TASK DIRECTIONS.
From the line that contains "Enumerate this chart's" to the last line of the data below, transcribe every line exactly. Do not include the pictures.

[Records about charts and figures]

* * * *

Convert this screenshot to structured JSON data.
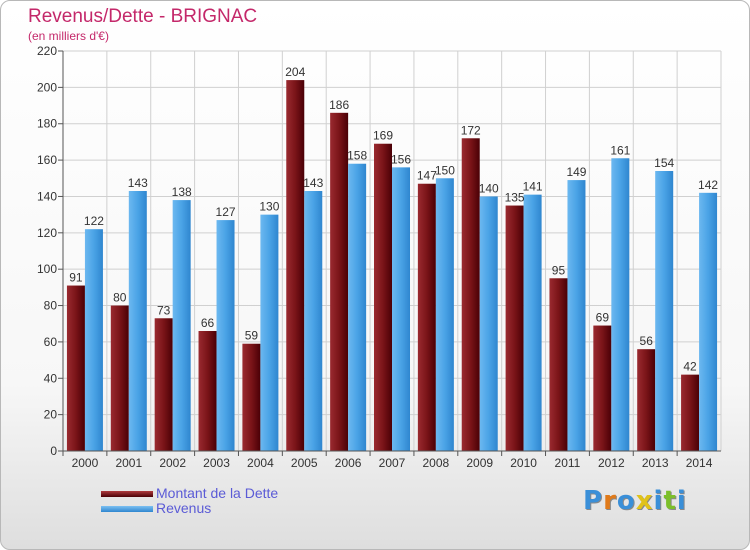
{
  "chart_data": {
    "type": "bar",
    "title": "Revenus/Dette - BRIGNAC",
    "subtitle": "(en milliers d'€)",
    "categories": [
      "2000",
      "2001",
      "2002",
      "2003",
      "2004",
      "2005",
      "2006",
      "2007",
      "2008",
      "2009",
      "2010",
      "2011",
      "2012",
      "2013",
      "2014"
    ],
    "series": [
      {
        "name": "Montant de la Dette",
        "color": "#7a1418",
        "values": [
          91,
          80,
          73,
          66,
          59,
          204,
          186,
          169,
          147,
          172,
          135,
          95,
          69,
          56,
          42
        ]
      },
      {
        "name": "Revenus",
        "color": "#3f9ae0",
        "values": [
          122,
          143,
          138,
          127,
          130,
          143,
          158,
          156,
          150,
          140,
          141,
          149,
          161,
          154,
          142
        ]
      }
    ],
    "ylim": [
      0,
      220
    ],
    "yticks": [
      0,
      20,
      40,
      60,
      80,
      100,
      120,
      140,
      160,
      180,
      200,
      220
    ],
    "grid": true,
    "legend_position": "bottom-left"
  },
  "legend": {
    "debt_label": "Montant de la Dette",
    "revenue_label": "Revenus",
    "debt_color": "#7a1418",
    "revenue_color": "#3f9ae0"
  },
  "brand": {
    "text": "Proxiti"
  }
}
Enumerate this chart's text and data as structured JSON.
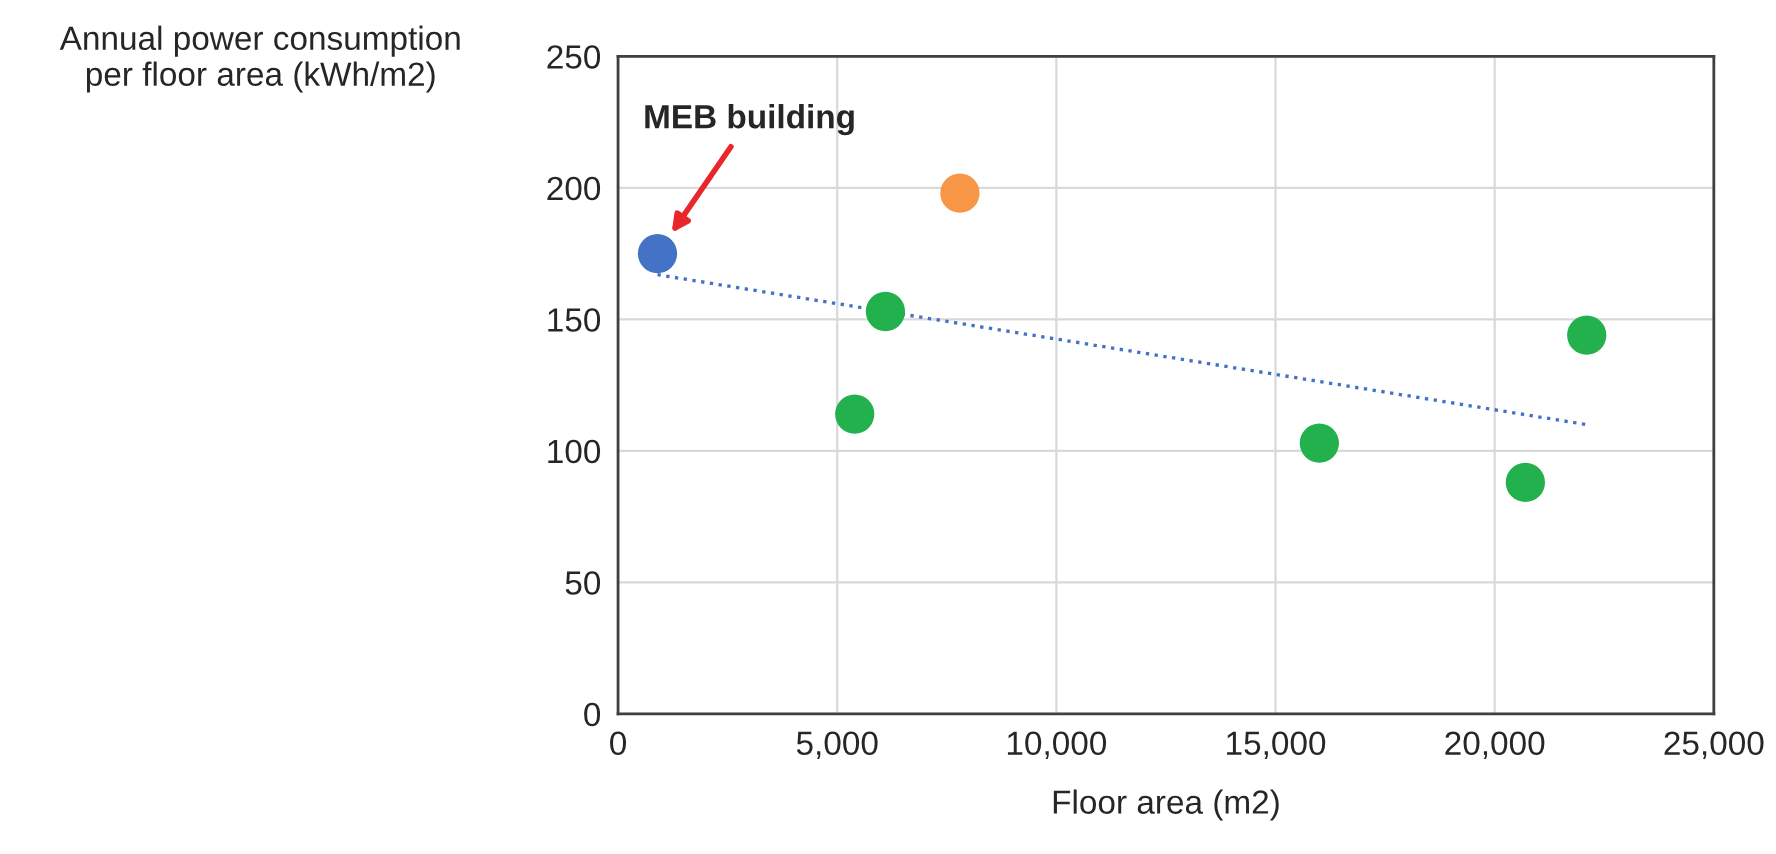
{
  "chart_data": {
    "type": "scatter",
    "xlabel": "Floor area (m2)",
    "ylabel": "Annual power consumption\nper floor area (kWh/m2)",
    "series": [
      {
        "color": "#4472c4",
        "x": [
          900
        ],
        "values": [
          175
        ]
      },
      {
        "color": "#f79646",
        "x": [
          7800
        ],
        "values": [
          198
        ]
      },
      {
        "color": "#22b14c",
        "x": [
          6100,
          5400,
          16000,
          20700,
          22100
        ],
        "values": [
          153,
          114,
          103,
          88,
          144
        ]
      },
      {
        "type": "line",
        "color": "#4472c4",
        "line_style": "dotted",
        "marker": "none",
        "x": [
          900,
          22100
        ],
        "values": [
          167,
          110
        ]
      }
    ],
    "annotations": [
      "MEB building"
    ],
    "xlim": [
      0,
      25000
    ],
    "xticks": [
      {
        "value": 0,
        "label": "0"
      },
      {
        "value": 5000,
        "label": "5,000"
      },
      {
        "value": 10000,
        "label": "10,000"
      },
      {
        "value": 15000,
        "label": "15,000"
      },
      {
        "value": 20000,
        "label": "20,000"
      },
      {
        "value": 25000,
        "label": "25,000"
      }
    ],
    "ylim": [
      0,
      250
    ],
    "yticks": [
      0,
      50,
      100,
      150,
      200,
      250
    ],
    "grid": true,
    "marker": "circle"
  }
}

* * * *

TASK OUTPUT.
Enumerate this chart's text and data as structured JSON.
{
  "chart_data": {
    "type": "scatter",
    "xlabel": "Floor area (m2)",
    "ylabel": "Annual power consumption\nper floor area (kWh/m2)",
    "series": [
      {
        "color": "#4472c4",
        "x": [
          900
        ],
        "values": [
          175
        ]
      },
      {
        "color": "#f79646",
        "x": [
          7800
        ],
        "values": [
          198
        ]
      },
      {
        "color": "#22b14c",
        "x": [
          6100,
          5400,
          16000,
          20700,
          22100
        ],
        "values": [
          153,
          114,
          103,
          88,
          144
        ]
      },
      {
        "type": "line",
        "color": "#4472c4",
        "line_style": "dotted",
        "marker": "none",
        "x": [
          900,
          22100
        ],
        "values": [
          167,
          110
        ]
      }
    ],
    "annotations": [
      "MEB building"
    ],
    "xlim": [
      0,
      25000
    ],
    "xticks": [
      {
        "value": 0,
        "label": "0"
      },
      {
        "value": 5000,
        "label": "5,000"
      },
      {
        "value": 10000,
        "label": "10,000"
      },
      {
        "value": 15000,
        "label": "15,000"
      },
      {
        "value": 20000,
        "label": "20,000"
      },
      {
        "value": 25000,
        "label": "25,000"
      }
    ],
    "ylim": [
      0,
      250
    ],
    "yticks": [
      0,
      50,
      100,
      150,
      200,
      250
    ],
    "grid": true,
    "marker": "circle"
  }
}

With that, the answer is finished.